--- Begin PROVIDED PASSAGE ---
# Schwinn dog leg crank?



## reverenddrg (Nov 4, 2012)

Dog Leg Crank.
What year did Schwinn make them? and what year did they stop using them?

Just a curious question??

reverenddrg


----------



## Ozark Flyer (Nov 4, 2012)

I may be proven wrong but don't believe dog legs were used after WWII.


----------



## snickle (Nov 5, 2012)

I think Ozark Flyer is right "However" I do have a 46 DX with a dog leg crank, but that is likely because 46 bikes used some overstock prewar parts, like the skinny truss rods, ball end grips, and dog leg cranks.


----------



## lobo5150 (Nov 9, 2012)

*interesting*



snickle said:


> I think Ozark Flyer is right "However" I do have a 46 DX with a dog leg crank, but that is likely because 46 bikes used some overstock prewar parts, like the skinny truss rods, ball end grips, and dog leg cranks.




i just got a 1946 bigbar and it has a dogleggcrank i wonder if its original to the bike, someone cut the pencil tip kickstand off it and put a miller so bummed


----------



## cyclebuster (Nov 9, 2012)

all 4 of my 46s have them


----------



## reverenddrg (Nov 9, 2012)

*bugger!*



lobo5150 said:


> i just got a 1946 bigbar and it has a dogleggcrank i wonder if its original to the bike, someone cut the pencil tip kickstand off it and put a miller so bummed




Nice score!! Yesum it hurts when people with good intentions perform operations on bikes and bike parts!! I found a genuine phantom rack but the hobo had drilled out the holes for the light just a tad bigger so he could attach his fruit box to keep his worldly posessions in.

Some pics would be good to see, and yes the dog leg crank is just such a cool looking piece.

Anyone remind me when chrome took over from nickle?? Just not sure to chrome or nickle as I am building my cruiser to pre war specs.

reverenddrg


----------
--- End PROVIDED PASSAGE ---
TO BE DONE:
a – Using the dog leg crank thread, answer these:
(i) After which war does Ozark Flyer believe dog legs were no longer used?
(ii) What did the hobo attach to the genuine phantom rack?
(iii) How many of cyclebuster's 46s have dog leg cranks?
b – Name every distinct username that posts in the dog leg crank thread.
--- Begin RECORDS ---
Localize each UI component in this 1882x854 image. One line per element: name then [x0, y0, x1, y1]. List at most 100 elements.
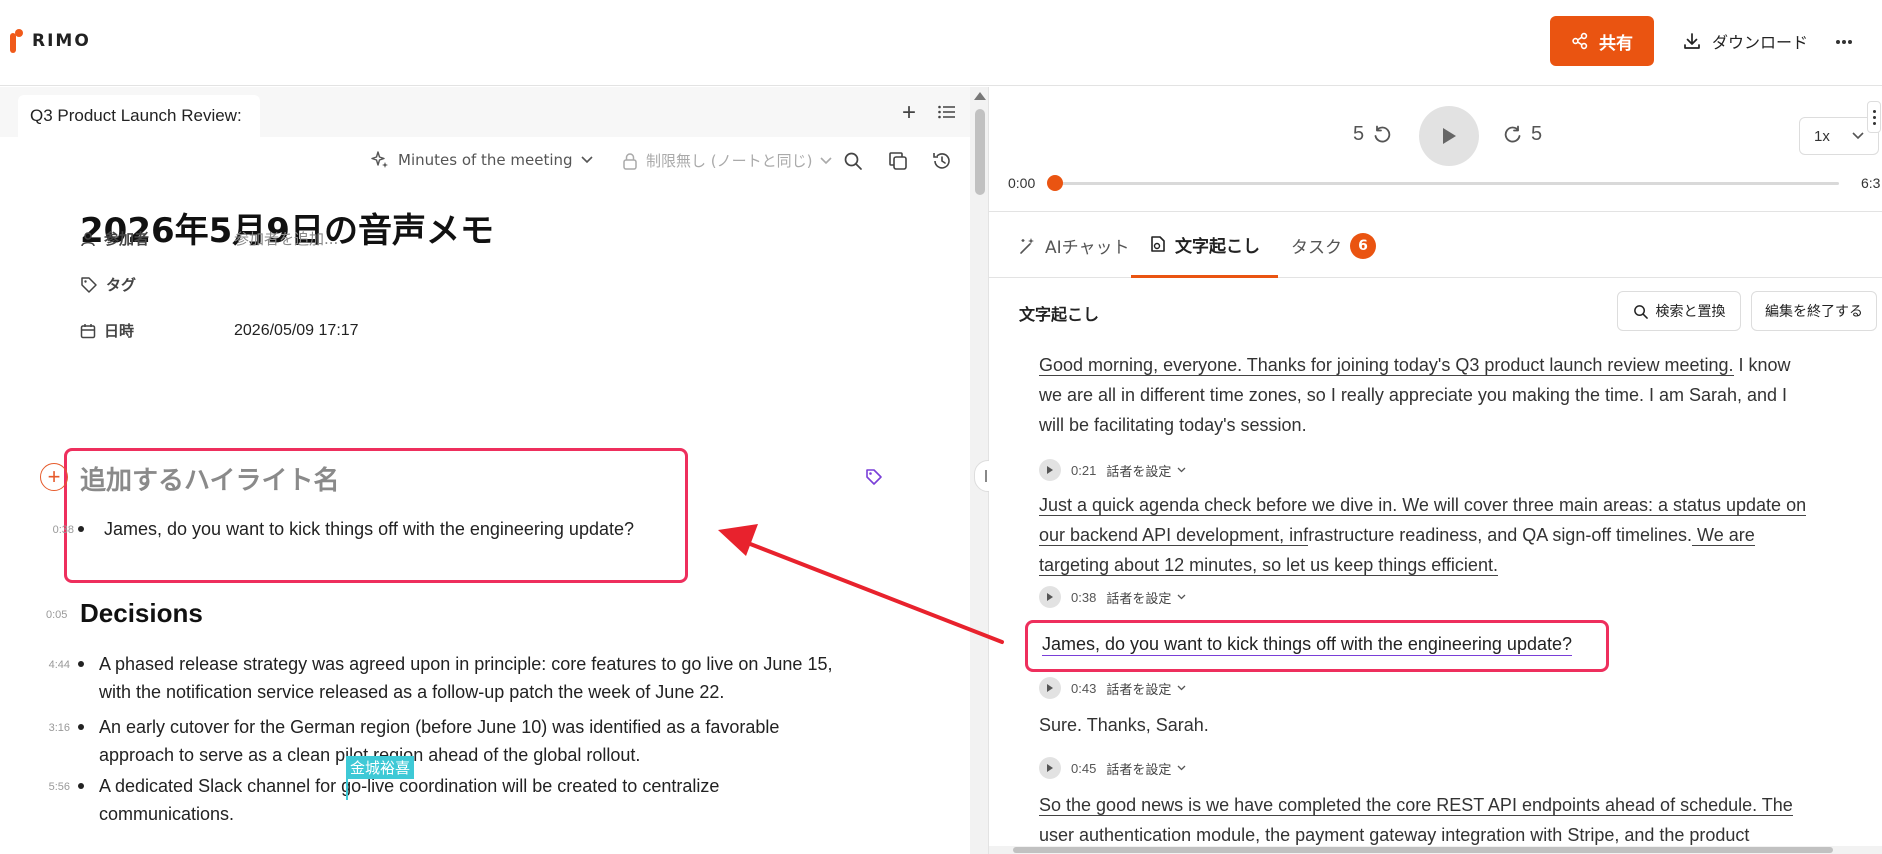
transcript-horizontal-scrollbar[interactable]: [989, 846, 1882, 854]
tab-transcript[interactable]: 文字起こし: [1131, 213, 1278, 278]
search-replace-button[interactable]: 検索と置換: [1617, 291, 1741, 331]
date-value[interactable]: 2026/05/09 17:17: [234, 322, 359, 340]
segment-timestamp[interactable]: 0:21: [1071, 463, 1096, 478]
annotation-arrow-icon: [718, 524, 1004, 644]
segment-timestamp[interactable]: 0:38: [1071, 590, 1096, 605]
segment-timestamp[interactable]: 0:43: [1071, 681, 1096, 696]
bullet-icon: [78, 526, 84, 532]
panel-menu-icon[interactable]: [1867, 101, 1881, 133]
segment-play-icon[interactable]: [1039, 586, 1061, 608]
date-label: 日時: [80, 320, 234, 341]
note-tab-title: Q3 Product Launch Review:: [30, 106, 242, 125]
permission-label: 制限無し (ノートと同じ): [646, 152, 813, 170]
sparkle-icon: [370, 150, 390, 170]
bullet-icon: [78, 783, 84, 789]
permission-selector[interactable]: 制限無し (ノートと同じ): [622, 150, 833, 171]
highlight-item-text: James, do you want to kick things off wi…: [104, 519, 634, 539]
bullet-icon: [78, 661, 84, 667]
speaker-select[interactable]: 話者を設定: [1106, 588, 1186, 607]
highlight-title[interactable]: 追加するハイライト名: [80, 460, 339, 497]
lock-icon: [622, 152, 638, 170]
chevron-down-icon: [1177, 467, 1186, 473]
chevron-down-icon: [820, 156, 833, 165]
speaker-select[interactable]: 話者を設定: [1106, 461, 1186, 480]
logo-text: RIMO: [32, 31, 91, 51]
transcript-segment[interactable]: So the good news is we have completed th…: [1039, 790, 1829, 850]
magic-wand-icon: [1019, 237, 1037, 255]
collaborator-cursor-tag: 金城裕喜: [346, 756, 415, 779]
add-tab-icon[interactable]: +: [902, 101, 916, 125]
progress-track[interactable]: [1055, 182, 1839, 185]
transcript-segment[interactable]: Good morning, everyone. Thanks for joini…: [1039, 350, 1829, 440]
note-tab-strip: Q3 Product Launch Review: +: [0, 87, 970, 137]
participants-input[interactable]: 参加者を追加...: [234, 228, 338, 249]
transcript-segment[interactable]: Sure. Thanks, Sarah.: [1039, 710, 1829, 740]
participants-row: 参加者 参加者を追加...: [80, 228, 338, 249]
search-icon[interactable]: [843, 151, 863, 171]
finish-editing-button[interactable]: 編集を終了する: [1751, 291, 1877, 331]
progress-knob[interactable]: [1047, 175, 1063, 191]
tab-tasks[interactable]: タスク 6: [1291, 213, 1376, 278]
note-tab[interactable]: Q3 Product Launch Review:: [18, 95, 260, 137]
chevron-down-icon: [1852, 132, 1864, 140]
date-row: 日時 2026/05/09 17:17: [80, 320, 359, 341]
timestamp[interactable]: 4:44: [40, 651, 70, 679]
bullet-icon: [78, 724, 84, 730]
more-options-button[interactable]: [1826, 27, 1862, 57]
highlight-item[interactable]: 0:38 James, do you want to kick things o…: [44, 515, 634, 543]
share-button[interactable]: 共有: [1550, 16, 1654, 66]
decisions-heading[interactable]: Decisions: [80, 598, 203, 629]
skip-forward-button[interactable]: 5: [1503, 123, 1542, 146]
play-button[interactable]: [1419, 106, 1479, 166]
add-highlight-icon[interactable]: +: [40, 463, 68, 491]
section-timestamp[interactable]: 0:05: [46, 609, 67, 621]
segment-meta: 0:45 話者を設定: [1039, 757, 1186, 779]
app-logo[interactable]: RIMO: [10, 29, 91, 53]
scroll-up-arrow-icon[interactable]: [974, 92, 986, 100]
speaker-select[interactable]: 話者を設定: [1106, 759, 1186, 778]
transcript-segment[interactable]: Just a quick agenda check before we dive…: [1039, 490, 1829, 580]
tasks-count-badge: 6: [1350, 232, 1376, 259]
decision-text-line: An early cutover for the German region (…: [99, 717, 780, 737]
template-selector[interactable]: Minutes of the meeting: [370, 150, 593, 170]
outline-list-icon[interactable]: [938, 105, 956, 119]
segment-play-icon[interactable]: [1039, 757, 1061, 779]
share-icon: [1571, 32, 1589, 50]
transcript-text: we are all in different time zones, so I…: [1039, 385, 1788, 405]
participants-label: 参加者: [80, 228, 234, 249]
chevron-down-icon: [581, 156, 593, 164]
transcript-text: Sure. Thanks, Sarah.: [1039, 715, 1209, 735]
segment-play-icon[interactable]: [1039, 459, 1061, 481]
speaker-select[interactable]: 話者を設定: [1106, 679, 1186, 698]
timestamp[interactable]: 5:56: [40, 773, 70, 801]
decision-item[interactable]: 5:56 A dedicated Slack channel for go-li…: [40, 772, 720, 828]
highlighted-transcript-text[interactable]: James, do you want to kick things off wi…: [1042, 633, 1572, 656]
tag-icon: [80, 276, 98, 294]
chevron-down-icon: [1177, 685, 1186, 691]
timestamp[interactable]: 0:38: [44, 516, 74, 544]
history-icon[interactable]: [932, 151, 952, 171]
panel-tabs: AIチャット 文字起こし タスク 6: [989, 213, 1882, 278]
download-label: ダウンロード: [1712, 33, 1809, 52]
calendar-icon: [80, 323, 96, 339]
download-button[interactable]: ダウンロード: [1682, 24, 1808, 58]
horizontal-scrollbar-thumb[interactable]: [1013, 847, 1833, 853]
segment-timestamp[interactable]: 0:45: [1071, 761, 1096, 776]
play-icon: [1443, 128, 1456, 144]
transcript-panel: 5 5 1x 0:00 6:3 AIチャット 文字起こし タスク 6 文字起こし…: [989, 87, 1882, 854]
timestamp[interactable]: 3:16: [40, 714, 70, 742]
segment-meta: 0:21 話者を設定: [1039, 459, 1186, 481]
total-time: 6:3: [1861, 175, 1881, 191]
tags-row: タグ: [80, 274, 234, 295]
segment-play-icon[interactable]: [1039, 677, 1061, 699]
decision-text-line: communications.: [99, 804, 235, 824]
skip-back-button[interactable]: 5: [1353, 123, 1392, 146]
decision-text-line: with the notification service released a…: [99, 682, 725, 702]
transcript-text: will be facilitating today's session.: [1039, 415, 1307, 435]
collaborator-cursor: [346, 776, 348, 800]
skip-back-seconds: 5: [1353, 123, 1365, 145]
tab-ai-chat[interactable]: AIチャット: [1019, 213, 1129, 278]
note-scrollbar-thumb[interactable]: [975, 109, 985, 195]
purple-tag-icon[interactable]: [864, 467, 884, 487]
copy-icon[interactable]: [888, 151, 908, 171]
--- End RECORDS ---
EXERCISE RESPONSES:
a –
(i) WWII
(ii) His fruit box
(iii) All 4

b – reverenddrg, Ozark Flyer, snickle, lobo5150, cyclebuster